Task directions: Leave out the pictures and transcribe everything else exactly.

=== Records to process ===

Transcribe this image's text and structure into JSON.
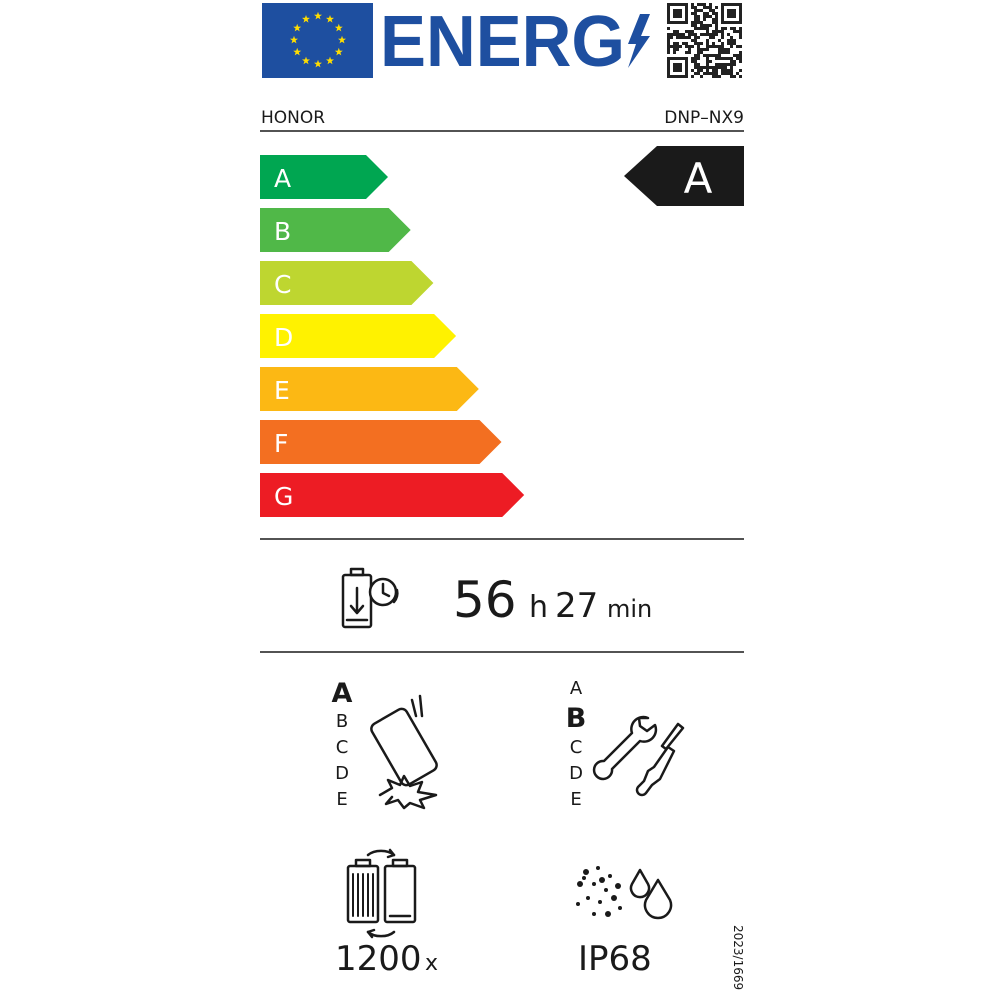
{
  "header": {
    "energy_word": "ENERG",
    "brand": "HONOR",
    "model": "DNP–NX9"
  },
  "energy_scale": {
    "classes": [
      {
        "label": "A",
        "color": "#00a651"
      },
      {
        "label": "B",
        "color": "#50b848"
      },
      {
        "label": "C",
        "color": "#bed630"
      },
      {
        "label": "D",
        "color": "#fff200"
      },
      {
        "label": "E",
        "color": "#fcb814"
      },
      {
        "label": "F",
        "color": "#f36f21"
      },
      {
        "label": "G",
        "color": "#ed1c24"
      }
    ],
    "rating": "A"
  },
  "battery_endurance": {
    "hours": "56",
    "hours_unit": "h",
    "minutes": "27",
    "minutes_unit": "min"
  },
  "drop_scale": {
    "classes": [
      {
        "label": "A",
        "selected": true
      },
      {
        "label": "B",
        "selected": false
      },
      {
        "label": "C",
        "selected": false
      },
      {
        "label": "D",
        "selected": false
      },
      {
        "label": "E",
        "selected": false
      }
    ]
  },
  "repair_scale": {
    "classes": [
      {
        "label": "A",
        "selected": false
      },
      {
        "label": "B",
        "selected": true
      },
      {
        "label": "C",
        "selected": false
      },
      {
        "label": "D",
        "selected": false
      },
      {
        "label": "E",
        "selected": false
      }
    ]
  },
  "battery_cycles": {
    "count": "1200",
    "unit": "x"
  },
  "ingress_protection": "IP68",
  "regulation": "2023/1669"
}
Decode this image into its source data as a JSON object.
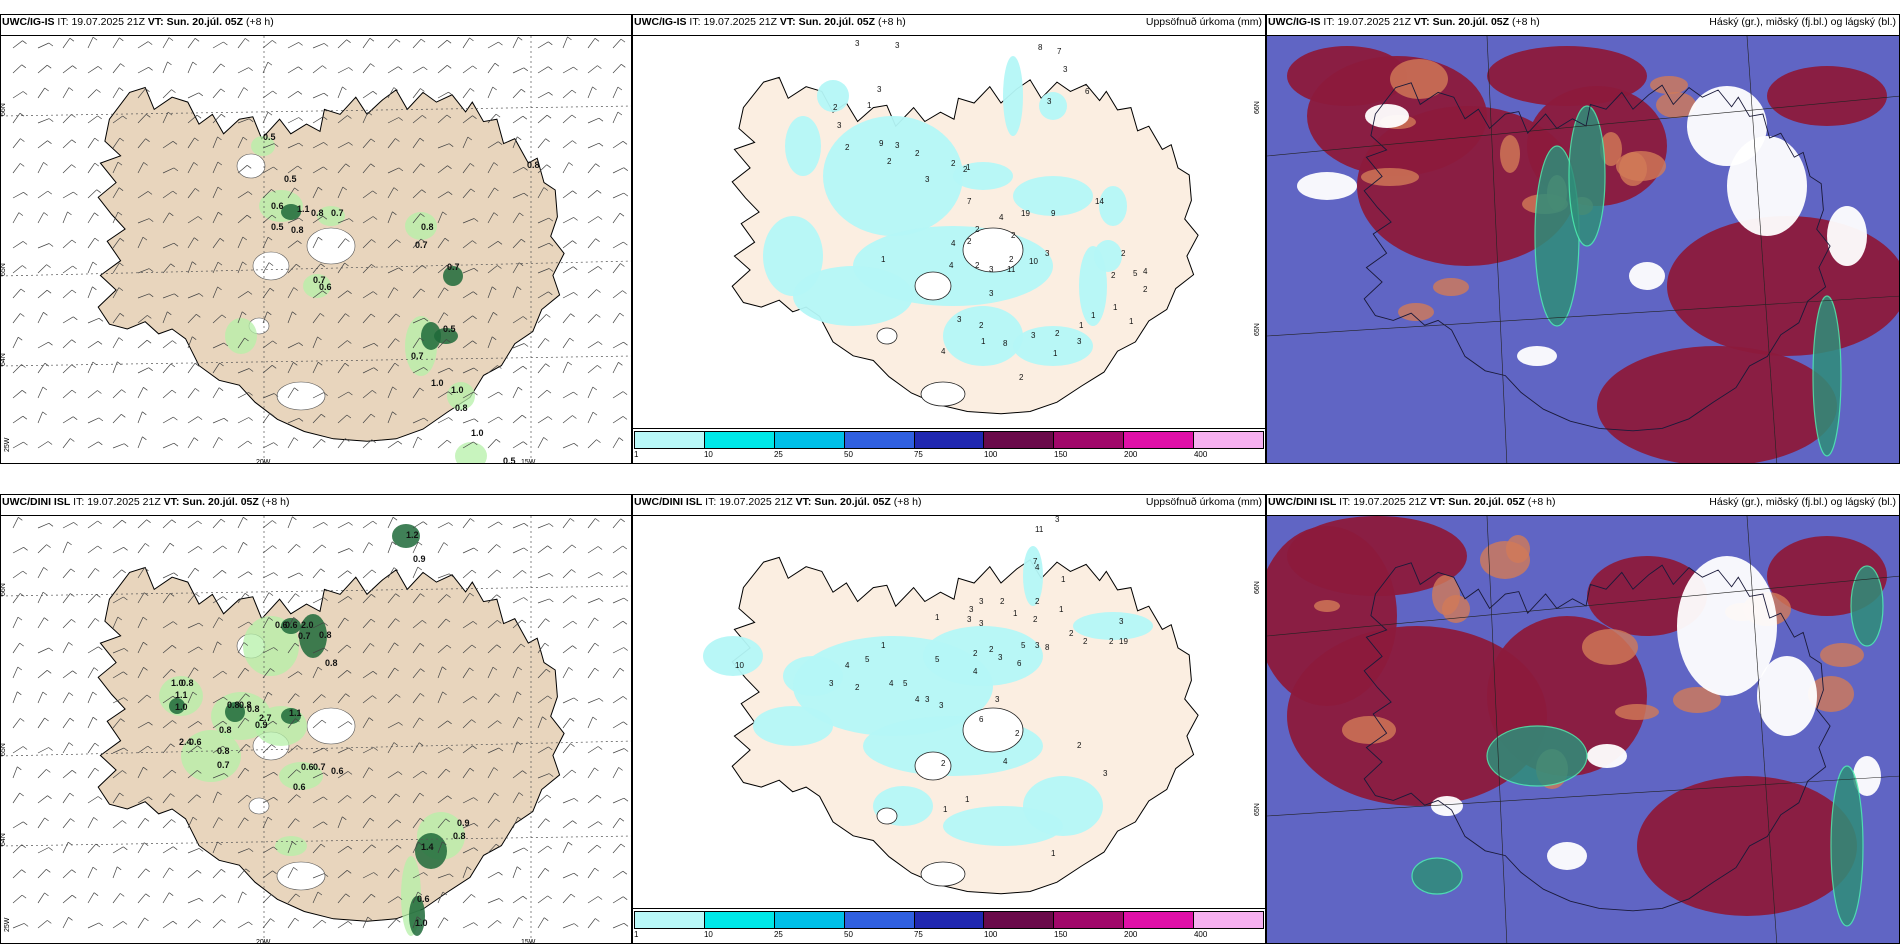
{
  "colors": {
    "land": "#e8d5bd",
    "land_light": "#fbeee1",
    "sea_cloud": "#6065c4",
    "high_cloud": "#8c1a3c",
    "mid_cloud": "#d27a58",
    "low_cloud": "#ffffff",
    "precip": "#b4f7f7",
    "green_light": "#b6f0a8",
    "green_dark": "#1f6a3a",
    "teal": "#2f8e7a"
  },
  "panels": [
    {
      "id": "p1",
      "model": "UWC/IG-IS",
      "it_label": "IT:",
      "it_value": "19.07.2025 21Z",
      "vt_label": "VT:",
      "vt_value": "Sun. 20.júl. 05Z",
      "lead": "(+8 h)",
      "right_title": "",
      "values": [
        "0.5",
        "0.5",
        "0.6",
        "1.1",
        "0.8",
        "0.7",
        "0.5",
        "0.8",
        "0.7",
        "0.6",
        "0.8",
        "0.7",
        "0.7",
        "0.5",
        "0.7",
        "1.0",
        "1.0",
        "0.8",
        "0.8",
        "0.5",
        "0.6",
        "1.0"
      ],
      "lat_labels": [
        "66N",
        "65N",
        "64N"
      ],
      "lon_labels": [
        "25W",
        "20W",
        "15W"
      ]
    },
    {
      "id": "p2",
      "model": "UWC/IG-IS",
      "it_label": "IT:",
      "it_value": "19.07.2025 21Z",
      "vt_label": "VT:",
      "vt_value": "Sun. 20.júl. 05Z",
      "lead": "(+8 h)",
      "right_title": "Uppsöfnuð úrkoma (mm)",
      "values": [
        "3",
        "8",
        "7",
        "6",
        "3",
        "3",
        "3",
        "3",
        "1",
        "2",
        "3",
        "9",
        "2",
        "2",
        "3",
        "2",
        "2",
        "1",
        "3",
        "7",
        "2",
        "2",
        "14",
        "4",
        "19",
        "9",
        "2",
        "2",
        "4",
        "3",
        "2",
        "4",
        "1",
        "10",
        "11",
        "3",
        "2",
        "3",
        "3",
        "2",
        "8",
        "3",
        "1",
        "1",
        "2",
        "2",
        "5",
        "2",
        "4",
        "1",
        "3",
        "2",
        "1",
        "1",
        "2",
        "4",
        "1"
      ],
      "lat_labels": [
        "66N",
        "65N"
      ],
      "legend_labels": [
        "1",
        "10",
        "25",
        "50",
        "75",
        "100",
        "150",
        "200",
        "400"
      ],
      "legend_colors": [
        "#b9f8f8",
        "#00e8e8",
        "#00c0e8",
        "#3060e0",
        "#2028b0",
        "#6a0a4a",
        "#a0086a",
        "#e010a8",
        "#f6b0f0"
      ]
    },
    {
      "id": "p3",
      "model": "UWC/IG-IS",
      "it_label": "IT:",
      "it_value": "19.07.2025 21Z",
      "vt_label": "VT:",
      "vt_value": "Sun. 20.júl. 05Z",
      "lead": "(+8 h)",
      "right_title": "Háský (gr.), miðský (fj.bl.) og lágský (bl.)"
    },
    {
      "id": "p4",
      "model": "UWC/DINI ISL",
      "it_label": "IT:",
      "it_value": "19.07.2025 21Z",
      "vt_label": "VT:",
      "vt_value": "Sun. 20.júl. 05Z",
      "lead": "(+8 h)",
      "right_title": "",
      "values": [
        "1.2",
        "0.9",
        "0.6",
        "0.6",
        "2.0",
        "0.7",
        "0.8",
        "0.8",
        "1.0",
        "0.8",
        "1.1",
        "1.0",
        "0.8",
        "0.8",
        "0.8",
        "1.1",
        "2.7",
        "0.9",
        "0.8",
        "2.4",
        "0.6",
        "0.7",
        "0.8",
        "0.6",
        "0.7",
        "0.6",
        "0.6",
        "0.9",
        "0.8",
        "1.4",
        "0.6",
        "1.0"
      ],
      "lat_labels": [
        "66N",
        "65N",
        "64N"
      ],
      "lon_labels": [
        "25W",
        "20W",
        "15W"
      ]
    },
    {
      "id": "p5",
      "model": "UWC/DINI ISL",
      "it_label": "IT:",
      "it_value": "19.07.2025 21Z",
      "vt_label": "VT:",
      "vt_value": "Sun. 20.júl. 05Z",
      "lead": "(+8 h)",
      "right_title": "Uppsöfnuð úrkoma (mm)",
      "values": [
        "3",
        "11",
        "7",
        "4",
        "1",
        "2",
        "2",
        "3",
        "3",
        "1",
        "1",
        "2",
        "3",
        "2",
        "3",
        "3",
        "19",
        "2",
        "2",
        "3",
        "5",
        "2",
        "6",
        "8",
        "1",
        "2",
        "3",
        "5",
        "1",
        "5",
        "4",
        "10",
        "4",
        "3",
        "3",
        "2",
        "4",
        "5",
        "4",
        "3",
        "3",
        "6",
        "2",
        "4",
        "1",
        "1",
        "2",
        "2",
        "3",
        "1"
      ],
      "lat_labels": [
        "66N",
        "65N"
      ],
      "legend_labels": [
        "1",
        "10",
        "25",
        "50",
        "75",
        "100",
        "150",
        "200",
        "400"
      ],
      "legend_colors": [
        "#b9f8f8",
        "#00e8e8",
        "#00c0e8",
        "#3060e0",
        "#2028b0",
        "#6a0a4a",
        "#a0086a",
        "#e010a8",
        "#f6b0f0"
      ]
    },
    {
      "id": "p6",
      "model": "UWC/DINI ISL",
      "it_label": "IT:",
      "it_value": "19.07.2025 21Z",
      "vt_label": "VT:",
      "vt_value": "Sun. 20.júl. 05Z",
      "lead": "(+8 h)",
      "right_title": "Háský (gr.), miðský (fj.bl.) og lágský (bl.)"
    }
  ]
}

===

The solution:
Transcribe this image's text and structure into JSON.
{
  "header": {
    "energy_word": "ENERG",
    "brand": "HONOR",
    "model": "DNP–NX9"
  },
  "energy_scale": {
    "classes": [
      {
        "label": "A",
        "color": "#00a651"
      },
      {
        "label": "B",
        "color": "#50b848"
      },
      {
        "label": "C",
        "color": "#bed630"
      },
      {
        "label": "D",
        "color": "#fff200"
      },
      {
        "label": "E",
        "color": "#fcb814"
      },
      {
        "label": "F",
        "color": "#f36f21"
      },
      {
        "label": "G",
        "color": "#ed1c24"
      }
    ],
    "rating": "A"
  },
  "battery_endurance": {
    "hours": "56",
    "hours_unit": "h",
    "minutes": "27",
    "minutes_unit": "min"
  },
  "drop_scale": {
    "classes": [
      {
        "label": "A",
        "selected": true
      },
      {
        "label": "B",
        "selected": false
      },
      {
        "label": "C",
        "selected": false
      },
      {
        "label": "D",
        "selected": false
      },
      {
        "label": "E",
        "selected": false
      }
    ]
  },
  "repair_scale": {
    "classes": [
      {
        "label": "A",
        "selected": false
      },
      {
        "label": "B",
        "selected": true
      },
      {
        "label": "C",
        "selected": false
      },
      {
        "label": "D",
        "selected": false
      },
      {
        "label": "E",
        "selected": false
      }
    ]
  },
  "battery_cycles": {
    "count": "1200",
    "unit": "x"
  },
  "ingress_protection": "IP68",
  "regulation": "2023/1669"
}
Decode this image into its source data as a JSON object.
{
  "colors": {
    "land": "#e8d5bd",
    "land_light": "#fbeee1",
    "sea_cloud": "#6065c4",
    "high_cloud": "#8c1a3c",
    "mid_cloud": "#d27a58",
    "low_cloud": "#ffffff",
    "precip": "#b4f7f7",
    "green_light": "#b6f0a8",
    "green_dark": "#1f6a3a",
    "teal": "#2f8e7a"
  },
  "panels": [
    {
      "id": "p1",
      "model": "UWC/IG-IS",
      "it_label": "IT:",
      "it_value": "19.07.2025 21Z",
      "vt_label": "VT:",
      "vt_value": "Sun. 20.júl. 05Z",
      "lead": "(+8 h)",
      "right_title": "",
      "values": [
        "0.5",
        "0.5",
        "0.6",
        "1.1",
        "0.8",
        "0.7",
        "0.5",
        "0.8",
        "0.7",
        "0.6",
        "0.8",
        "0.7",
        "0.7",
        "0.5",
        "0.7",
        "1.0",
        "1.0",
        "0.8",
        "0.8",
        "0.5",
        "0.6",
        "1.0"
      ],
      "lat_labels": [
        "66N",
        "65N",
        "64N"
      ],
      "lon_labels": [
        "25W",
        "20W",
        "15W"
      ]
    },
    {
      "id": "p2",
      "model": "UWC/IG-IS",
      "it_label": "IT:",
      "it_value": "19.07.2025 21Z",
      "vt_label": "VT:",
      "vt_value": "Sun. 20.júl. 05Z",
      "lead": "(+8 h)",
      "right_title": "Uppsöfnuð úrkoma (mm)",
      "values": [
        "3",
        "8",
        "7",
        "6",
        "3",
        "3",
        "3",
        "3",
        "1",
        "2",
        "3",
        "9",
        "2",
        "2",
        "3",
        "2",
        "2",
        "1",
        "3",
        "7",
        "2",
        "2",
        "14",
        "4",
        "19",
        "9",
        "2",
        "2",
        "4",
        "3",
        "2",
        "4",
        "1",
        "10",
        "11",
        "3",
        "2",
        "3",
        "3",
        "2",
        "8",
        "3",
        "1",
        "1",
        "2",
        "2",
        "5",
        "2",
        "4",
        "1",
        "3",
        "2",
        "1",
        "1",
        "2",
        "4",
        "1"
      ],
      "lat_labels": [
        "66N",
        "65N"
      ],
      "legend_labels": [
        "1",
        "10",
        "25",
        "50",
        "75",
        "100",
        "150",
        "200",
        "400"
      ],
      "legend_colors": [
        "#b9f8f8",
        "#00e8e8",
        "#00c0e8",
        "#3060e0",
        "#2028b0",
        "#6a0a4a",
        "#a0086a",
        "#e010a8",
        "#f6b0f0"
      ]
    },
    {
      "id": "p3",
      "model": "UWC/IG-IS",
      "it_label": "IT:",
      "it_value": "19.07.2025 21Z",
      "vt_label": "VT:",
      "vt_value": "Sun. 20.júl. 05Z",
      "lead": "(+8 h)",
      "right_title": "Háský (gr.), miðský (fj.bl.) og lágský (bl.)"
    },
    {
      "id": "p4",
      "model": "UWC/DINI ISL",
      "it_label": "IT:",
      "it_value": "19.07.2025 21Z",
      "vt_label": "VT:",
      "vt_value": "Sun. 20.júl. 05Z",
      "lead": "(+8 h)",
      "right_title": "",
      "values": [
        "1.2",
        "0.9",
        "0.6",
        "0.6",
        "2.0",
        "0.7",
        "0.8",
        "0.8",
        "1.0",
        "0.8",
        "1.1",
        "1.0",
        "0.8",
        "0.8",
        "0.8",
        "1.1",
        "2.7",
        "0.9",
        "0.8",
        "2.4",
        "0.6",
        "0.7",
        "0.8",
        "0.6",
        "0.7",
        "0.6",
        "0.6",
        "0.9",
        "0.8",
        "1.4",
        "0.6",
        "1.0"
      ],
      "lat_labels": [
        "66N",
        "65N",
        "64N"
      ],
      "lon_labels": [
        "25W",
        "20W",
        "15W"
      ]
    },
    {
      "id": "p5",
      "model": "UWC/DINI ISL",
      "it_label": "IT:",
      "it_value": "19.07.2025 21Z",
      "vt_label": "VT:",
      "vt_value": "Sun. 20.júl. 05Z",
      "lead": "(+8 h)",
      "right_title": "Uppsöfnuð úrkoma (mm)",
      "values": [
        "3",
        "11",
        "7",
        "4",
        "1",
        "2",
        "2",
        "3",
        "3",
        "1",
        "1",
        "2",
        "3",
        "2",
        "3",
        "3",
        "19",
        "2",
        "2",
        "3",
        "5",
        "2",
        "6",
        "8",
        "1",
        "2",
        "3",
        "5",
        "1",
        "5",
        "4",
        "10",
        "4",
        "3",
        "3",
        "2",
        "4",
        "5",
        "4",
        "3",
        "3",
        "6",
        "2",
        "4",
        "1",
        "1",
        "2",
        "2",
        "3",
        "1"
      ],
      "lat_labels": [
        "66N",
        "65N"
      ],
      "legend_labels": [
        "1",
        "10",
        "25",
        "50",
        "75",
        "100",
        "150",
        "200",
        "400"
      ],
      "legend_colors": [
        "#b9f8f8",
        "#00e8e8",
        "#00c0e8",
        "#3060e0",
        "#2028b0",
        "#6a0a4a",
        "#a0086a",
        "#e010a8",
        "#f6b0f0"
      ]
    },
    {
      "id": "p6",
      "model": "UWC/DINI ISL",
      "it_label": "IT:",
      "it_value": "19.07.2025 21Z",
      "vt_label": "VT:",
      "vt_value": "Sun. 20.júl. 05Z",
      "lead": "(+8 h)",
      "right_title": "Háský (gr.), miðský (fj.bl.) og lágský (bl.)"
    }
  ]
}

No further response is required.